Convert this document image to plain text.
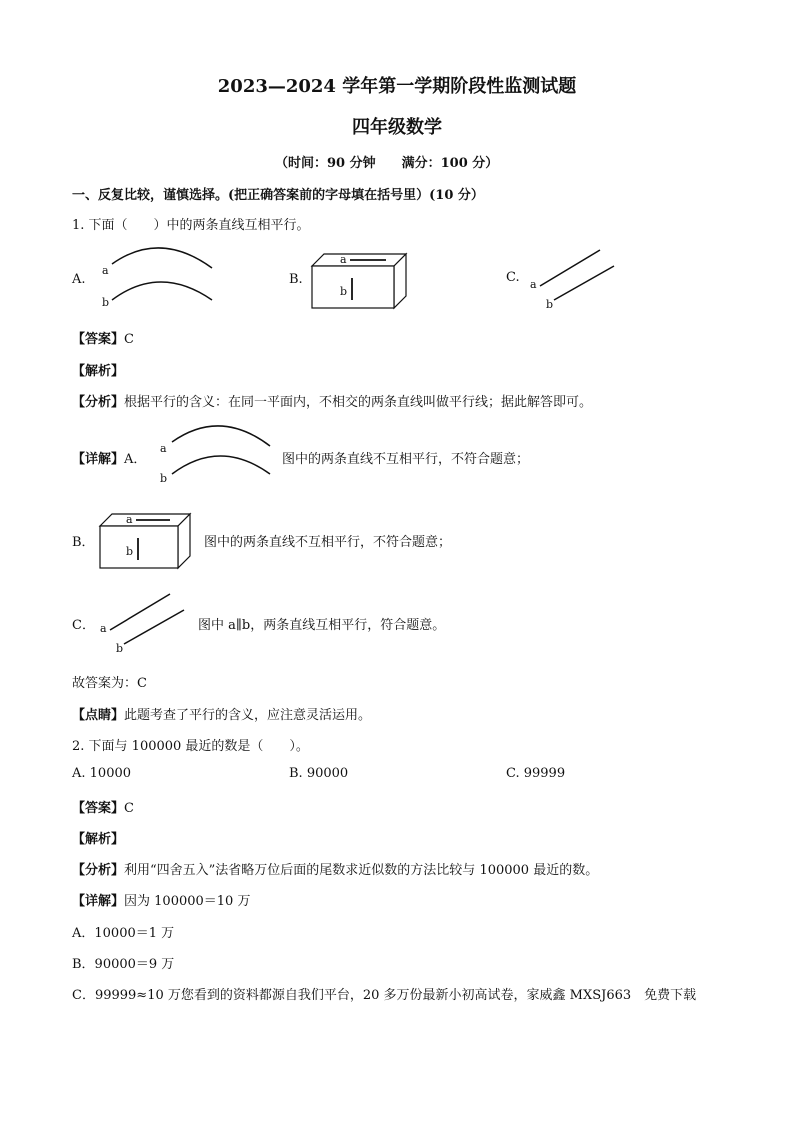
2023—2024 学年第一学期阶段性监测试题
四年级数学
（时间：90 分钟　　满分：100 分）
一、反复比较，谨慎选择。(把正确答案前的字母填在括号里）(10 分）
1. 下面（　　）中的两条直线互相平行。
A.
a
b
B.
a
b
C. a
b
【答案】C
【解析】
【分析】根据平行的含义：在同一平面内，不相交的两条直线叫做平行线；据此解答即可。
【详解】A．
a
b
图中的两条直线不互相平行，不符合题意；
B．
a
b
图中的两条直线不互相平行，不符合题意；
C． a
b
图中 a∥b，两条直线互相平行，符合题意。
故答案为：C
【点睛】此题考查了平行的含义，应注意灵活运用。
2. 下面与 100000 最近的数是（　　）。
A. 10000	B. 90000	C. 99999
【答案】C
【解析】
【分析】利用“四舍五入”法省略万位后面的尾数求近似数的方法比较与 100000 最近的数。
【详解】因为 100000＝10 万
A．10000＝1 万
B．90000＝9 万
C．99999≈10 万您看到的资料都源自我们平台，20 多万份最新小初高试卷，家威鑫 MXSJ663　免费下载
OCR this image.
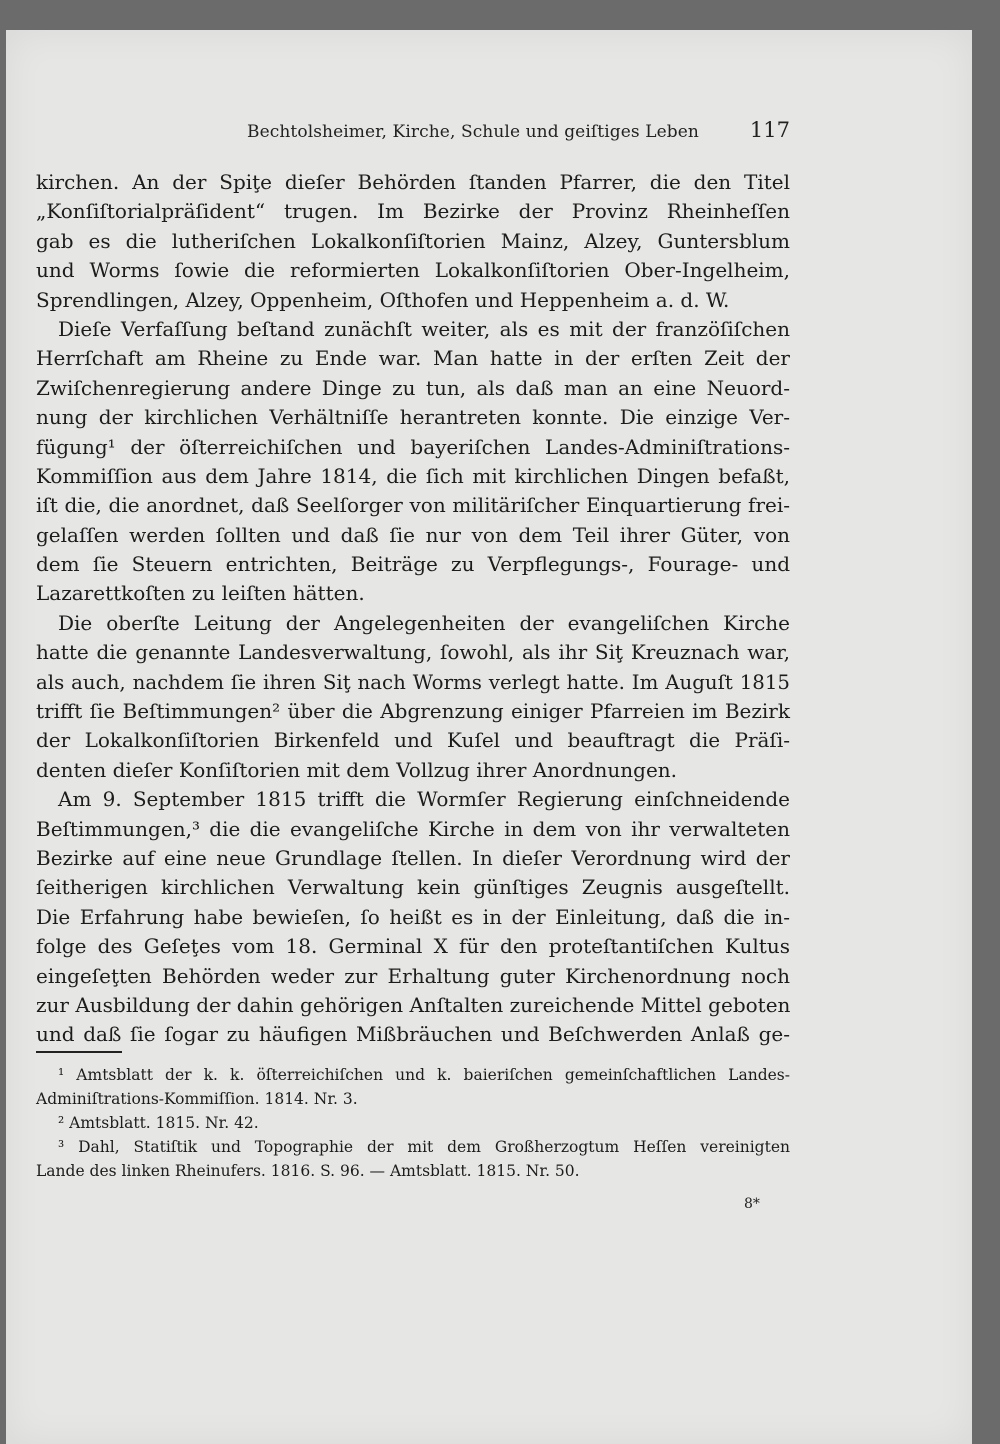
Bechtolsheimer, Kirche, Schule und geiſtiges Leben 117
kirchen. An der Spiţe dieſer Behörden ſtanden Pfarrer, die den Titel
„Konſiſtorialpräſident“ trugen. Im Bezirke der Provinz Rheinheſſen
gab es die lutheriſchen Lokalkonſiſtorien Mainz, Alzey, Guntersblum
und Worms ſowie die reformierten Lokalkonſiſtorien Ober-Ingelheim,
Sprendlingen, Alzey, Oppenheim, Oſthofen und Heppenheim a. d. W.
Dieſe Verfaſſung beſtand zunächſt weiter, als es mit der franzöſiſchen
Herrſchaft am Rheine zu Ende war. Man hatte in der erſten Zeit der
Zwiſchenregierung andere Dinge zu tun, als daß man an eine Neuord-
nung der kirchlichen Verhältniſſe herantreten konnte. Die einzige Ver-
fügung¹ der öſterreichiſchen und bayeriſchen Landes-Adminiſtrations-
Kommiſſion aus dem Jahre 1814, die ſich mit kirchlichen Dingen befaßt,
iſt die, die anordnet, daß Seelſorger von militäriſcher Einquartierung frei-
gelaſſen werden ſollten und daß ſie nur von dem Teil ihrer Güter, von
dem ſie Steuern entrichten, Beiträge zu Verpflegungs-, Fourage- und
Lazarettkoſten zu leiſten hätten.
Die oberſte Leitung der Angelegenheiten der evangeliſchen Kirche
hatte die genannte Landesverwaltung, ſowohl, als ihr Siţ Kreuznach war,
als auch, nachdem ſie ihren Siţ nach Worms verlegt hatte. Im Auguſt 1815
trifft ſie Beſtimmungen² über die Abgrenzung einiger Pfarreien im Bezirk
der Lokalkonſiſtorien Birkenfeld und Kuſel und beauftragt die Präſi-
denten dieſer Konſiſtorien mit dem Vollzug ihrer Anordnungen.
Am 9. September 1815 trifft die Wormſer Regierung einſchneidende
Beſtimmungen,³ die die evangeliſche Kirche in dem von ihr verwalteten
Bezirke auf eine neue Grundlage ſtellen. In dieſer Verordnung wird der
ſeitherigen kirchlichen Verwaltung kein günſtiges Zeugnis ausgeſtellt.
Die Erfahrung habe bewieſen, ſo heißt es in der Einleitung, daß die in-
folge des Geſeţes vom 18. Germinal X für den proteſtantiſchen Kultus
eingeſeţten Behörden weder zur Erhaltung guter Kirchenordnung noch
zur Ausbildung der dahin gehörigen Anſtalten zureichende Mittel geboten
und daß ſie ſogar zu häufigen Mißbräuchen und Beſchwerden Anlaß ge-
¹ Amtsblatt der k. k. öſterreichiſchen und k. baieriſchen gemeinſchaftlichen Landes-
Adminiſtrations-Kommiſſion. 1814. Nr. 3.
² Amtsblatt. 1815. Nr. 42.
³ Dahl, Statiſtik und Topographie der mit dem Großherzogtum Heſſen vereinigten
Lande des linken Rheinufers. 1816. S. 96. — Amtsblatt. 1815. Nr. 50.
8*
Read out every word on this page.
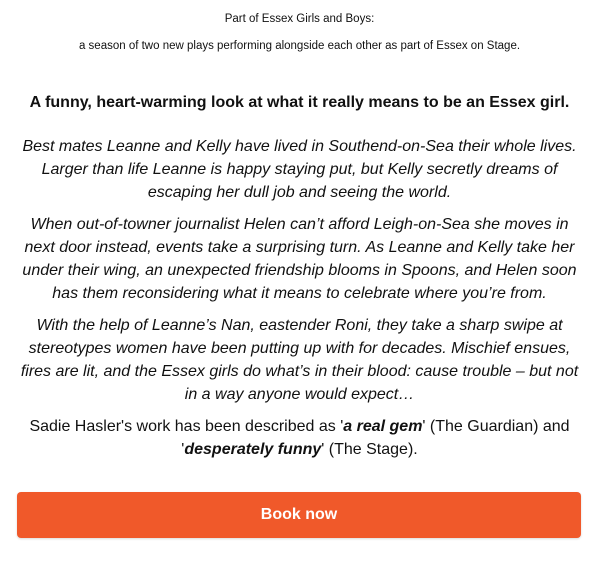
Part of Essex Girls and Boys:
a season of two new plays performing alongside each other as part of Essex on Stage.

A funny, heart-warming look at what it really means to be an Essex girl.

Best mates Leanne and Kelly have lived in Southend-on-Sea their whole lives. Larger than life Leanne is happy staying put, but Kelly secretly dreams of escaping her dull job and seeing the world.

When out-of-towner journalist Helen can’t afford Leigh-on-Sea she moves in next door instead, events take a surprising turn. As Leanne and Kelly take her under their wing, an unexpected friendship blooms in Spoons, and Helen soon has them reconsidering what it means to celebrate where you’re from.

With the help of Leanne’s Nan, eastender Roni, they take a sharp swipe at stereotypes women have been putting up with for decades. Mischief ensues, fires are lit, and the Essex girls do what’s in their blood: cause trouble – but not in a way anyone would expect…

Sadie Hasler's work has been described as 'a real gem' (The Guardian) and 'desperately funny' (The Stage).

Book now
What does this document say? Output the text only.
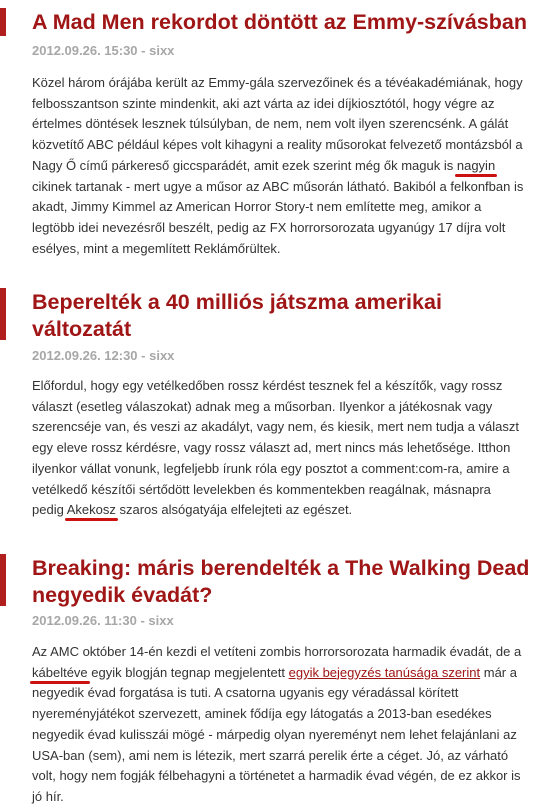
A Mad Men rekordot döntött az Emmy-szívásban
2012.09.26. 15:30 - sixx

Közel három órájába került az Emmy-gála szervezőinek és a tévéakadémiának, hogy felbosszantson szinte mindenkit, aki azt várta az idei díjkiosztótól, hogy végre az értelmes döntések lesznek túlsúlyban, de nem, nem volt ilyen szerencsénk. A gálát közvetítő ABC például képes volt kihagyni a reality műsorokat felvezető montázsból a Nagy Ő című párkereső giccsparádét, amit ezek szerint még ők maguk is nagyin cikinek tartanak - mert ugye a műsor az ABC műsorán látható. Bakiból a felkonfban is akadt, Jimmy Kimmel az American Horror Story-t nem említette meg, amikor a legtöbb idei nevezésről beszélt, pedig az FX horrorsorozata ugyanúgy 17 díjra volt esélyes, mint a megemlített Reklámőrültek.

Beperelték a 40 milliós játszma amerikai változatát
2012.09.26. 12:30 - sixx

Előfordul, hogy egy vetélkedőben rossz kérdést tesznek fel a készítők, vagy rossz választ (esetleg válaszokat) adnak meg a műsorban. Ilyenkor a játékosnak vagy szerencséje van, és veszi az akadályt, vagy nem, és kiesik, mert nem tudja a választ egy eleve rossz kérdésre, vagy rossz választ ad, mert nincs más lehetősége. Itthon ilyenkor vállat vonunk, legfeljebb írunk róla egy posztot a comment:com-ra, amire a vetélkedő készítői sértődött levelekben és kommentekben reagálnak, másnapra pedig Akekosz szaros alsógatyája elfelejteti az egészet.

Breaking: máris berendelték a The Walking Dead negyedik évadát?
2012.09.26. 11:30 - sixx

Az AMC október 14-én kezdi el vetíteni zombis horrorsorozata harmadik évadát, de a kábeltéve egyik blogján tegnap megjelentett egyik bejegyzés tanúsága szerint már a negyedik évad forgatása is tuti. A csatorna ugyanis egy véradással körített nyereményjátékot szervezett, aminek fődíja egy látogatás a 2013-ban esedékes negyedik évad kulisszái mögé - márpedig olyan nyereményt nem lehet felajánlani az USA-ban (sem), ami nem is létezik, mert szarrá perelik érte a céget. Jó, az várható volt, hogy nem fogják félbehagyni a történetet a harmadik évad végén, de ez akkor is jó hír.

____________________

_WHAT IS BEING ASKED_. All of the entries above should be duplicated exactly, except for the pictures.

_ANSWER BELOW_.
Convert this document image to plain text.
2023—2024 学年第一学期阶段性监测试题
四年级数学
（时间：90 分钟　　满分：100 分）
一、反复比较，谨慎选择。(把正确答案前的字母填在括号里）(10 分）
1. 下面（　　）中的两条直线互相平行。
A.
a
b
B.
a
b
C. a
b
【答案】C
【解析】
【分析】根据平行的含义：在同一平面内，不相交的两条直线叫做平行线；据此解答即可。
【详解】A．
a
b
图中的两条直线不互相平行，不符合题意；
B．
a
b
图中的两条直线不互相平行，不符合题意；
C． a
b
图中 a∥b，两条直线互相平行，符合题意。
故答案为：C
【点睛】此题考查了平行的含义，应注意灵活运用。
2. 下面与 100000 最近的数是（　　）。
A. 10000	B. 90000	C. 99999
【答案】C
【解析】
【分析】利用“四舍五入”法省略万位后面的尾数求近似数的方法比较与 100000 最近的数。
【详解】因为 100000＝10 万
A．10000＝1 万
B．90000＝9 万
C．99999≈10 万您看到的资料都源自我们平台，20 多万份最新小初高试卷，家威鑫 MXSJ663　免费下载
OCR this image.
Bechtolsheimer, Kirche, Schule und geiſtiges Leben 117
kirchen. An der Spiţe dieſer Behörden ſtanden Pfarrer, die den Titel
„Konſiſtorialpräſident“ trugen. Im Bezirke der Provinz Rheinheſſen
gab es die lutheriſchen Lokalkonſiſtorien Mainz, Alzey, Guntersblum
und Worms ſowie die reformierten Lokalkonſiſtorien Ober-Ingelheim,
Sprendlingen, Alzey, Oppenheim, Oſthofen und Heppenheim a. d. W.
Dieſe Verfaſſung beſtand zunächſt weiter, als es mit der franzöſiſchen
Herrſchaft am Rheine zu Ende war. Man hatte in der erſten Zeit der
Zwiſchenregierung andere Dinge zu tun, als daß man an eine Neuord-
nung der kirchlichen Verhältniſſe herantreten konnte. Die einzige Ver-
fügung¹ der öſterreichiſchen und bayeriſchen Landes-Adminiſtrations-
Kommiſſion aus dem Jahre 1814, die ſich mit kirchlichen Dingen befaßt,
iſt die, die anordnet, daß Seelſorger von militäriſcher Einquartierung frei-
gelaſſen werden ſollten und daß ſie nur von dem Teil ihrer Güter, von
dem ſie Steuern entrichten, Beiträge zu Verpflegungs-, Fourage- und
Lazarettkoſten zu leiſten hätten.
Die oberſte Leitung der Angelegenheiten der evangeliſchen Kirche
hatte die genannte Landesverwaltung, ſowohl, als ihr Siţ Kreuznach war,
als auch, nachdem ſie ihren Siţ nach Worms verlegt hatte. Im Auguſt 1815
trifft ſie Beſtimmungen² über die Abgrenzung einiger Pfarreien im Bezirk
der Lokalkonſiſtorien Birkenfeld und Kuſel und beauftragt die Präſi-
denten dieſer Konſiſtorien mit dem Vollzug ihrer Anordnungen.
Am 9. September 1815 trifft die Wormſer Regierung einſchneidende
Beſtimmungen,³ die die evangeliſche Kirche in dem von ihr verwalteten
Bezirke auf eine neue Grundlage ſtellen. In dieſer Verordnung wird der
ſeitherigen kirchlichen Verwaltung kein günſtiges Zeugnis ausgeſtellt.
Die Erfahrung habe bewieſen, ſo heißt es in der Einleitung, daß die in-
folge des Geſeţes vom 18. Germinal X für den proteſtantiſchen Kultus
eingeſeţten Behörden weder zur Erhaltung guter Kirchenordnung noch
zur Ausbildung der dahin gehörigen Anſtalten zureichende Mittel geboten
und daß ſie ſogar zu häufigen Mißbräuchen und Beſchwerden Anlaß ge-
¹ Amtsblatt der k. k. öſterreichiſchen und k. baieriſchen gemeinſchaftlichen Landes-
Adminiſtrations-Kommiſſion. 1814. Nr. 3.
² Amtsblatt. 1815. Nr. 42.
³ Dahl, Statiſtik und Topographie der mit dem Großherzogtum Heſſen vereinigten
Lande des linken Rheinufers. 1816. S. 96. — Amtsblatt. 1815. Nr. 50.
8*
Read out every word on this page.
Part of Essex Girls and Boys:
a season of two new plays performing alongside each other as part of Essex on Stage.

A funny, heart-warming look at what it really means to be an Essex girl.

Best mates Leanne and Kelly have lived in Southend-on-Sea their whole lives. Larger than life Leanne is happy staying put, but Kelly secretly dreams of escaping her dull job and seeing the world.

When out-of-towner journalist Helen can’t afford Leigh-on-Sea she moves in next door instead, events take a surprising turn. As Leanne and Kelly take her under their wing, an unexpected friendship blooms in Spoons, and Helen soon has them reconsidering what it means to celebrate where you’re from.

With the help of Leanne’s Nan, eastender Roni, they take a sharp swipe at stereotypes women have been putting up with for decades. Mischief ensues, fires are lit, and the Essex girls do what’s in their blood: cause trouble – but not in a way anyone would expect…

Sadie Hasler's work has been described as 'a real gem' (The Guardian) and 'desperately funny' (The Stage).

Book now
What does this document say? Output the text only.
A Mad Men rekordot döntött az Emmy-szívásban
2012.09.26. 15:30 - sixx

Közel három órájába került az Emmy-gála szervezőinek és a tévéakadémiának, hogy felbosszantson szinte mindenkit, aki azt várta az idei díjkiosztótól, hogy végre az értelmes döntések lesznek túlsúlyban, de nem, nem volt ilyen szerencsénk. A gálát közvetítő ABC például képes volt kihagyni a reality műsorokat felvezető montázsból a Nagy Ő című párkereső giccsparádét, amit ezek szerint még ők maguk is nagyin cikinek tartanak - mert ugye a műsor az ABC műsorán látható. Bakiból a felkonfban is akadt, Jimmy Kimmel az American Horror Story-t nem említette meg, amikor a legtöbb idei nevezésről beszélt, pedig az FX horrorsorozata ugyanúgy 17 díjra volt esélyes, mint a megemlített Reklámőrültek.

Beperelték a 40 milliós játszma amerikai változatát
2012.09.26. 12:30 - sixx

Előfordul, hogy egy vetélkedőben rossz kérdést tesznek fel a készítők, vagy rossz választ (esetleg válaszokat) adnak meg a műsorban. Ilyenkor a játékosnak vagy szerencséje van, és veszi az akadályt, vagy nem, és kiesik, mert nem tudja a választ egy eleve rossz kérdésre, vagy rossz választ ad, mert nincs más lehetősége. Itthon ilyenkor vállat vonunk, legfeljebb írunk róla egy posztot a comment:com-ra, amire a vetélkedő készítői sértődött levelekben és kommentekben reagálnak, másnapra pedig Akekosz szaros alsógatyája elfelejteti az egészet.

Breaking: máris berendelték a The Walking Dead negyedik évadát?
2012.09.26. 11:30 - sixx

Az AMC október 14-én kezdi el vetíteni zombis horrorsorozata harmadik évadát, de a kábeltéve egyik blogján tegnap megjelentett egyik bejegyzés tanúsága szerint már a negyedik évad forgatása is tuti. A csatorna ugyanis egy véradással körített nyereményjátékot szervezett, aminek fődíja egy látogatás a 2013-ban esedékes negyedik évad kulisszái mögé - márpedig olyan nyereményt nem lehet felajánlani az USA-ban (sem), ami nem is létezik, mert szarrá perelik érte a céget. Jó, az várható volt, hogy nem fogják félbehagyni a történetet a harmadik évad végén, de ez akkor is jó hír.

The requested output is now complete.